Saved entries:
* Begin *

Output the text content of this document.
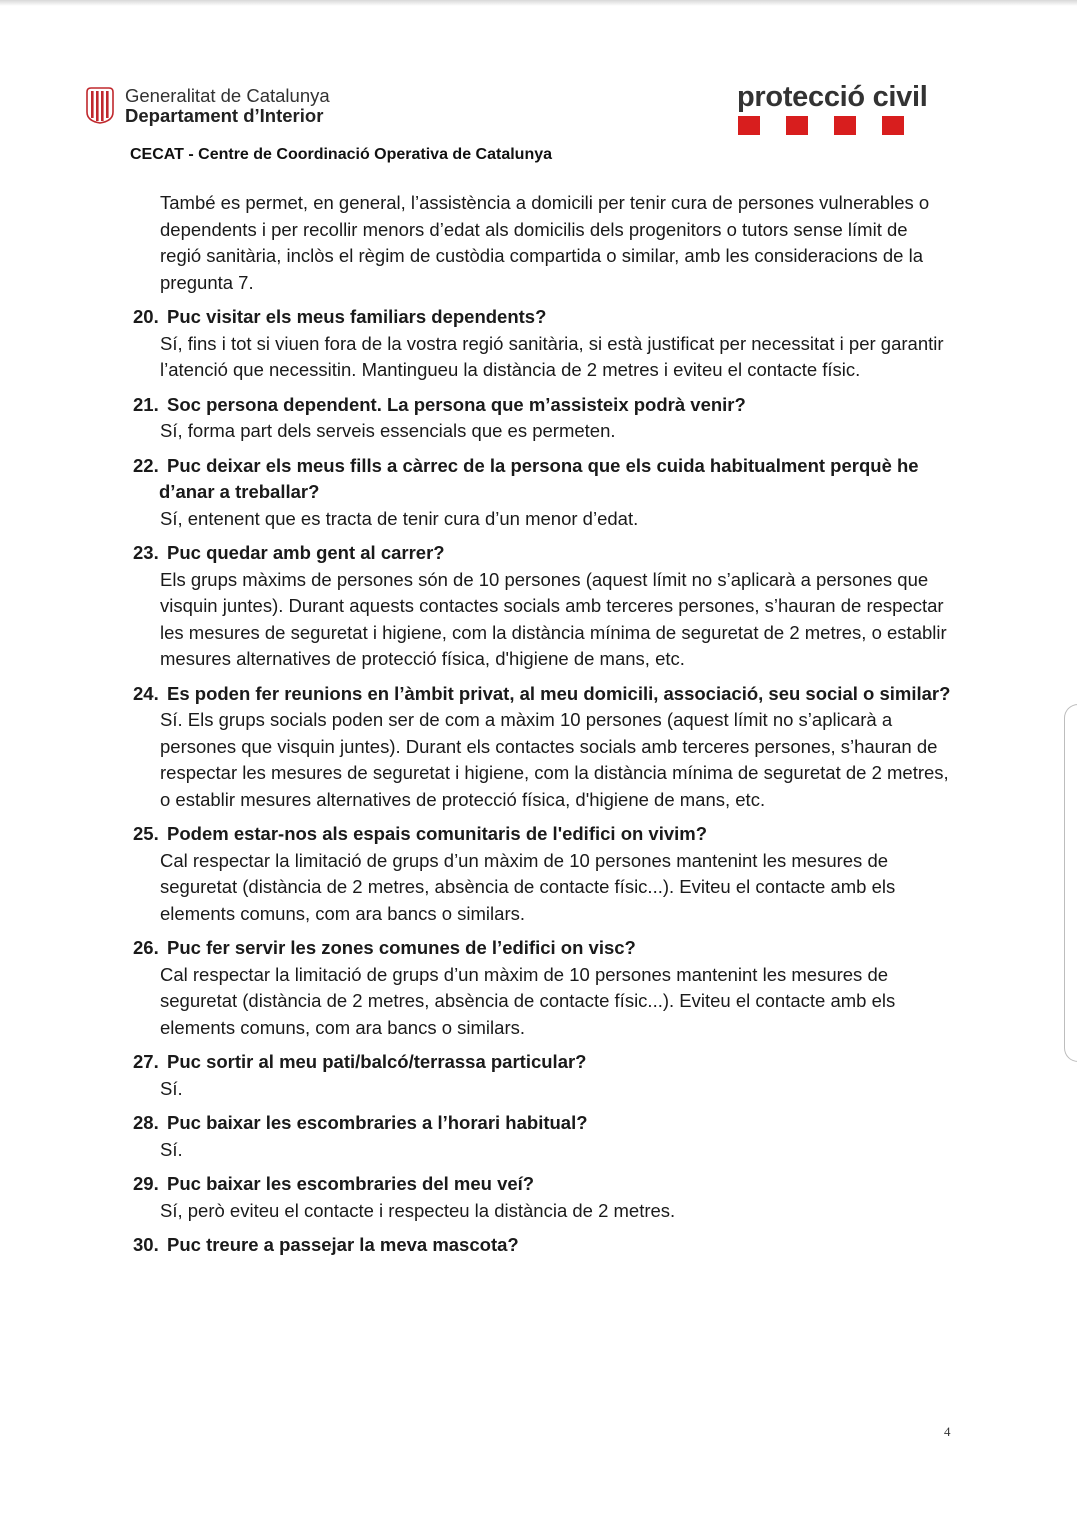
Generalitat de Catalunya
Departament d’Interior
protecció civil
CECAT - Centre de Coordinació Operativa de Catalunya
També es permet, en general, l’assistència a domicili per tenir cura de persones vulnerables o dependents i per recollir menors d’edat als domicilis dels progenitors o tutors sense límit de regió sanitària, inclòs el règim de custòdia compartida o similar, amb les consideracions de la pregunta 7.
20. Puc visitar els meus familiars dependents?
Sí, fins i tot si viuen fora de la vostra regió sanitària, si està justificat per necessitat i per garantir l’atenció que necessitin. Mantingueu la distància de 2 metres i eviteu el contacte físic.
21. Soc persona dependent. La persona que m’assisteix podrà venir?
Sí, forma part dels serveis essencials que es permeten.
22. Puc deixar els meus fills a càrrec de la persona que els cuida habitualment perquè he d’anar a treballar?
Sí, entenent que es tracta de tenir cura d’un menor d’edat.
23. Puc quedar amb gent al carrer?
Els grups màxims de persones són de 10 persones (aquest límit no s’aplicarà a persones que visquin juntes). Durant aquests contactes socials amb terceres persones, s’hauran de respectar les mesures de seguretat i higiene, com la distància mínima de seguretat de 2 metres, o establir mesures alternatives de protecció física, d'higiene de mans, etc.
24. Es poden fer reunions en l’àmbit privat, al meu domicili, associació, seu social o similar?
Sí. Els grups socials poden ser de com a màxim 10 persones (aquest límit no s’aplicarà a persones que visquin juntes). Durant els contactes socials amb terceres persones, s’hauran de respectar les mesures de seguretat i higiene, com la distància mínima de seguretat de 2 metres, o establir mesures alternatives de protecció física, d'higiene de mans, etc.
25. Podem estar-nos als espais comunitaris de l'edifici on vivim?
Cal respectar la limitació de grups d’un màxim de 10 persones mantenint les mesures de seguretat (distància de 2 metres, absència de contacte físic...). Eviteu el contacte amb els elements comuns, com ara bancs o similars.
26. Puc fer servir les zones comunes de l’edifici on visc?
Cal respectar la limitació de grups d’un màxim de 10 persones mantenint les mesures de seguretat (distància de 2 metres, absència de contacte físic...). Eviteu el contacte amb els elements comuns, com ara bancs o similars.
27. Puc sortir al meu pati/balcó/terrassa particular?
Sí.
28. Puc baixar les escombraries a l’horari habitual?
Sí.
29. Puc baixar les escombraries del meu veí?
Sí, però eviteu el contacte i respecteu la distància de 2 metres.
30. Puc treure a passejar la meva mascota?
4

* End *

Task objective: Within the records above, how many lines include the word "higiene"? State the number by itself.

Solution below: 2